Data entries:
:::::

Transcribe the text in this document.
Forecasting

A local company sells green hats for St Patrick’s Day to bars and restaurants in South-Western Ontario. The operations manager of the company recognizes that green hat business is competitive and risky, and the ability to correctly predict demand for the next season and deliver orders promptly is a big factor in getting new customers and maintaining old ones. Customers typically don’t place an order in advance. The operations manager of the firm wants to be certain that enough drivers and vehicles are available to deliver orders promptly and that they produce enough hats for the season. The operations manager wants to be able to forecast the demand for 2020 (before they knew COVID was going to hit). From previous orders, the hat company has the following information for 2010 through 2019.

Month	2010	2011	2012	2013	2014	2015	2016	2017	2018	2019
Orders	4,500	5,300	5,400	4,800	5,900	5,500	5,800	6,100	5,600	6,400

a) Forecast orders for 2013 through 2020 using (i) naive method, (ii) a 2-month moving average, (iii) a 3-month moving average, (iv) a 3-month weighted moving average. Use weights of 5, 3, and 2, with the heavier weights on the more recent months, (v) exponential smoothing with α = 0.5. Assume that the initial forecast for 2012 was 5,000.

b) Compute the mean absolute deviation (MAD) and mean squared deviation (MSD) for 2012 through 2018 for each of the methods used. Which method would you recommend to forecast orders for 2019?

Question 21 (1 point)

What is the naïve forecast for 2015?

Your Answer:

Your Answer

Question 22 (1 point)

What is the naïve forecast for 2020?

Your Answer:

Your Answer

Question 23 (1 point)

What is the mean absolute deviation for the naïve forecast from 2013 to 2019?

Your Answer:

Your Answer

:::::

_DIRECTIONS FOR THIS TASK_
Gather each line in the entries above where the string "point" is found.

_EXPECTED OUTPUT_
Question 21 (1 point)
Question 22 (1 point)
Question 23 (1 point)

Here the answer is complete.